GIVEN INSTRUCTION: Search the listing below for the string "white" and show each line that contains it.

Data items:
[START]
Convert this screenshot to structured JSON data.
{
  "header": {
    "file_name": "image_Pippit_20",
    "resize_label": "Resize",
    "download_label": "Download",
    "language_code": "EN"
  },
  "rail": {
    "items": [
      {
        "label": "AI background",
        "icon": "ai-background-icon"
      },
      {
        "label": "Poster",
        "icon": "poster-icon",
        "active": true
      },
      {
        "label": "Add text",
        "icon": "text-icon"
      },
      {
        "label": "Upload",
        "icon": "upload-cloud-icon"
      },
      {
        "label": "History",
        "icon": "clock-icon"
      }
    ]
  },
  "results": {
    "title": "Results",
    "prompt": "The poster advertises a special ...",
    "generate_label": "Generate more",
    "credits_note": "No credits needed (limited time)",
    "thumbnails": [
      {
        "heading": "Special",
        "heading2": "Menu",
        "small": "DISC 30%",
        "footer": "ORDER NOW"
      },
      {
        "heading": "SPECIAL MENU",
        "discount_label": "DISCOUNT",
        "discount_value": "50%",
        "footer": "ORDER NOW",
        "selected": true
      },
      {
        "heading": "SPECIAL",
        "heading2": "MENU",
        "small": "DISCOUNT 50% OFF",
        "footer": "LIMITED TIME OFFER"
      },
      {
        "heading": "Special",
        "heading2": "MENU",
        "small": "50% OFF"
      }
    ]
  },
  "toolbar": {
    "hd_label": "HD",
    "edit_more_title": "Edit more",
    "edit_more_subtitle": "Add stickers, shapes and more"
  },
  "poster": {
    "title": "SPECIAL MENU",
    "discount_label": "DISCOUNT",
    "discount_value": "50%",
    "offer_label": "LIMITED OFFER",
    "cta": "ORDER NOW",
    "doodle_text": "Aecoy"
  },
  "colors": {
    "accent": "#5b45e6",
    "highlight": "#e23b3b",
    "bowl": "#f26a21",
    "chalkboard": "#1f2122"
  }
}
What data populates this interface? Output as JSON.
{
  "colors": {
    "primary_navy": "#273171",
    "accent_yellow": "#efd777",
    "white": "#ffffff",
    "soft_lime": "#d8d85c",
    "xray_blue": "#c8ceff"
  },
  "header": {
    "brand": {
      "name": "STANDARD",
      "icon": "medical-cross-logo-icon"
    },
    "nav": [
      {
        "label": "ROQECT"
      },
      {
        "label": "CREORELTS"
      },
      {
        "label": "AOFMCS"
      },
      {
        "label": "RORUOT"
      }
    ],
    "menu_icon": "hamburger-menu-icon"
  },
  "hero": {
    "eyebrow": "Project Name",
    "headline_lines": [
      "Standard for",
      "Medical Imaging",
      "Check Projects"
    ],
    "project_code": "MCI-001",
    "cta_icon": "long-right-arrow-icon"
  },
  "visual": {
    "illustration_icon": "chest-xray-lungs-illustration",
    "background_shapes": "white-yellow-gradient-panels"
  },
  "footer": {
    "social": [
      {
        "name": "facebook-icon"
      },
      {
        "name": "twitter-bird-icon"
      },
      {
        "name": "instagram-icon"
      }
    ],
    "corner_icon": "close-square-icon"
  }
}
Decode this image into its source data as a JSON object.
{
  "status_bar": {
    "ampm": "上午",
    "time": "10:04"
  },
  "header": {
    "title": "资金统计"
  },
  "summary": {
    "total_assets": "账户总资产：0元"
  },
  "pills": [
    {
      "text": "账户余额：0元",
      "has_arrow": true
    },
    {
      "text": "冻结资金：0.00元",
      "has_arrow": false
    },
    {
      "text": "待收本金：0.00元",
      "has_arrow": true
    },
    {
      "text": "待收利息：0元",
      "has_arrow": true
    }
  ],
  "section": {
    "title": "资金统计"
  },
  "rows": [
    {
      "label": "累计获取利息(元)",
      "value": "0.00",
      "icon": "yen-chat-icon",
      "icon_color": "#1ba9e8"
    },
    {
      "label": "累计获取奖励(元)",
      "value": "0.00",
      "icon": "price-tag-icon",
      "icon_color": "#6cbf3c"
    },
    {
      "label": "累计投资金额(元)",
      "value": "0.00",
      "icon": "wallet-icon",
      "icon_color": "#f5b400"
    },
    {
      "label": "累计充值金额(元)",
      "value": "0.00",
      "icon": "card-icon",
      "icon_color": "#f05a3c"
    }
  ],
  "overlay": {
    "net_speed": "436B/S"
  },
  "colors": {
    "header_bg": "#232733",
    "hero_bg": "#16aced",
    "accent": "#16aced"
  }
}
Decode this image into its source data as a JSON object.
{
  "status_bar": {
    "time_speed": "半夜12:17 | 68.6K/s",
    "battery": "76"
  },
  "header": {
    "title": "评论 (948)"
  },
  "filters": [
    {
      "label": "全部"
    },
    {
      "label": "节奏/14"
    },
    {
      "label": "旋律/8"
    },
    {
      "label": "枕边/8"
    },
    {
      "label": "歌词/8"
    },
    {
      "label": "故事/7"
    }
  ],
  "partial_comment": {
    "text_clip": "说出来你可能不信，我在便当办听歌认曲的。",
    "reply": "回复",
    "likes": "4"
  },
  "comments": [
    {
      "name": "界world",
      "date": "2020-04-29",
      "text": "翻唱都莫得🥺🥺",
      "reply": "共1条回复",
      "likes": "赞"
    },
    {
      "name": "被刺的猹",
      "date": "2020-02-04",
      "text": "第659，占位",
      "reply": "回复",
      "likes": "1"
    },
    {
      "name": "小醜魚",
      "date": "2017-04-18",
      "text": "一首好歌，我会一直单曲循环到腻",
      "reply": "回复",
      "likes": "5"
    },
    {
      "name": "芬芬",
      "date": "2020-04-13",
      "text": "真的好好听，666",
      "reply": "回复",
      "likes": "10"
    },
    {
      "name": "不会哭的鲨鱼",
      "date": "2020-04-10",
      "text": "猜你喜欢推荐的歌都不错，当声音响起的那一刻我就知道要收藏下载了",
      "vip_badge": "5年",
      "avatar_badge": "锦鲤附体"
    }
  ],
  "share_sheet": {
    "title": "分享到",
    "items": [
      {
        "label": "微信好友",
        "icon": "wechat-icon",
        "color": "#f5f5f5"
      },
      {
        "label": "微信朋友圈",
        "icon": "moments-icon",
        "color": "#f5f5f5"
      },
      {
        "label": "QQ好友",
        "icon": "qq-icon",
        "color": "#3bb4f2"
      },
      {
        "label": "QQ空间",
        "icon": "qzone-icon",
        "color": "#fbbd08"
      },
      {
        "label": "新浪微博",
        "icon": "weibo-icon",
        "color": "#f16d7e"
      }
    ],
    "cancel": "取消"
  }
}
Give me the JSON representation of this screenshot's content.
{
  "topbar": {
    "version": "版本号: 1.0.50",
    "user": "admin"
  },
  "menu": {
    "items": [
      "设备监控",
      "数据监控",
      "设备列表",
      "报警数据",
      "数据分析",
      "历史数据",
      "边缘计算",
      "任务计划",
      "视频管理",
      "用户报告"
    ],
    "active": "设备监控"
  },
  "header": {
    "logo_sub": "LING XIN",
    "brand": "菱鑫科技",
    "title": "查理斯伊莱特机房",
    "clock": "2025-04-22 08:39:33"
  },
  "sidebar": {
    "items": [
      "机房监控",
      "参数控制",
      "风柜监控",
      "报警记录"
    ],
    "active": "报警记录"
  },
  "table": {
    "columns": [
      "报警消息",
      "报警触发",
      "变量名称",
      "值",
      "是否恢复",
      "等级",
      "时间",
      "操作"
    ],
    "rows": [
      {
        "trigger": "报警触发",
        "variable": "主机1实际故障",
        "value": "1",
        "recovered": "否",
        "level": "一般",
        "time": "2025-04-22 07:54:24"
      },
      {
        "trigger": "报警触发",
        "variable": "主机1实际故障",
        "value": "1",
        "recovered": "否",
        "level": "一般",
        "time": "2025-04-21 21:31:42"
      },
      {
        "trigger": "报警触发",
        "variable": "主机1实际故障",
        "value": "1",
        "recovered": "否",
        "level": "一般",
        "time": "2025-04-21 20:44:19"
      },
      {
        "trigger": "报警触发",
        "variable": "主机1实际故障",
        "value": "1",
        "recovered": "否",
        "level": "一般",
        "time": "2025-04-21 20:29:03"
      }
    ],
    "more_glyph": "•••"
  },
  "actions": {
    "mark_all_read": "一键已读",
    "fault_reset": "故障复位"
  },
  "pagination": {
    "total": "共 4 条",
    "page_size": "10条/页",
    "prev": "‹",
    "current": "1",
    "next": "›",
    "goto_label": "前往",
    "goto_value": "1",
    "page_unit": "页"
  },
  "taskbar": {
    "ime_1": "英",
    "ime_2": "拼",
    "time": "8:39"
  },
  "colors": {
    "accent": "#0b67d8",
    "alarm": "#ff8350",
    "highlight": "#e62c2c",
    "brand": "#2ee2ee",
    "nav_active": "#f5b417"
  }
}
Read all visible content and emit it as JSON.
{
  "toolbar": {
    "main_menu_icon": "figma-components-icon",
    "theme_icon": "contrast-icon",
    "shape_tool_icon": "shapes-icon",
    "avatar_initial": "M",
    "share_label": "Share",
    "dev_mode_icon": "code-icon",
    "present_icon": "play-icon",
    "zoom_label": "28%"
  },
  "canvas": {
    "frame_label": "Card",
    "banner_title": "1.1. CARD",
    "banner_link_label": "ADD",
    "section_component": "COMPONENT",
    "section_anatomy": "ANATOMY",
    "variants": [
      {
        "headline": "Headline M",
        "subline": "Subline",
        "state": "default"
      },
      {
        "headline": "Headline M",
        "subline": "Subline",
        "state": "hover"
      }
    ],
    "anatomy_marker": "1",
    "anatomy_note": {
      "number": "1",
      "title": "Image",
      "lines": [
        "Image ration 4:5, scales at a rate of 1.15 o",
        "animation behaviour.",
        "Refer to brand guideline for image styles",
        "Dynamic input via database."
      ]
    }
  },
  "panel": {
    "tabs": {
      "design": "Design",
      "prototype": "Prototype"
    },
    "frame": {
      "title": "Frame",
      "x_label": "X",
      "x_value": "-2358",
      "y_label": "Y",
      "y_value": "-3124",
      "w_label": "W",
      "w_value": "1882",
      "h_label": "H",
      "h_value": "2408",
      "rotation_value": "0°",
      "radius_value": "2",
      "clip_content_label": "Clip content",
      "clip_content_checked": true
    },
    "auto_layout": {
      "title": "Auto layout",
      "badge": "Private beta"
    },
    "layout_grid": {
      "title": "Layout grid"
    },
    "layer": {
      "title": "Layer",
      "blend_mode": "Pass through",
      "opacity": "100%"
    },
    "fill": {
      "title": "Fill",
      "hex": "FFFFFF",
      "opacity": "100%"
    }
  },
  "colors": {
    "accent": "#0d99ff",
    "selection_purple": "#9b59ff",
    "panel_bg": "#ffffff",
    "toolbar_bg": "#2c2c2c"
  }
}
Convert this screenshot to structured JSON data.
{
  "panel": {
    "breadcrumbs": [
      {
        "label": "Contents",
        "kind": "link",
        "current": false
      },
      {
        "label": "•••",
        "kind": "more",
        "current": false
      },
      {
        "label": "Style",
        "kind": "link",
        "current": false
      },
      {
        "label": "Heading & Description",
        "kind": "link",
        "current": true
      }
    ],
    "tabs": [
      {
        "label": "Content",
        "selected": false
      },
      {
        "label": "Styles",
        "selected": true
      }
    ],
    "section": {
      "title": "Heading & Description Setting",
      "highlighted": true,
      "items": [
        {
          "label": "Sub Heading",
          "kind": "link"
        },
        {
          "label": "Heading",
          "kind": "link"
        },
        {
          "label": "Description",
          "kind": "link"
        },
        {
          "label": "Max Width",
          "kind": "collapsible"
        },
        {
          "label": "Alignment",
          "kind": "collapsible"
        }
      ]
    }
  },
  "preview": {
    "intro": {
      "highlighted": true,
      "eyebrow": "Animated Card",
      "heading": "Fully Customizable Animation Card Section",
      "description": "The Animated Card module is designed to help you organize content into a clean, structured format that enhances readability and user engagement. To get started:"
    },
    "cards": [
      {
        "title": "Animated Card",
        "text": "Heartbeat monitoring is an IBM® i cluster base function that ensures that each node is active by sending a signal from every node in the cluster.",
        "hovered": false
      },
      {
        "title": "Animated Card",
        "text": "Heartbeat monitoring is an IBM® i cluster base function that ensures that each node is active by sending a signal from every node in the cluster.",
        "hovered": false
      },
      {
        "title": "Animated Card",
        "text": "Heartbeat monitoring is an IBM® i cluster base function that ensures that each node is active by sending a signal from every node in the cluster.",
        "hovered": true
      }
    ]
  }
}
[END]
FULL SOLUTION:
    "white": "#ffffff",
    "background_shapes": "white-yellow-gradient-panels"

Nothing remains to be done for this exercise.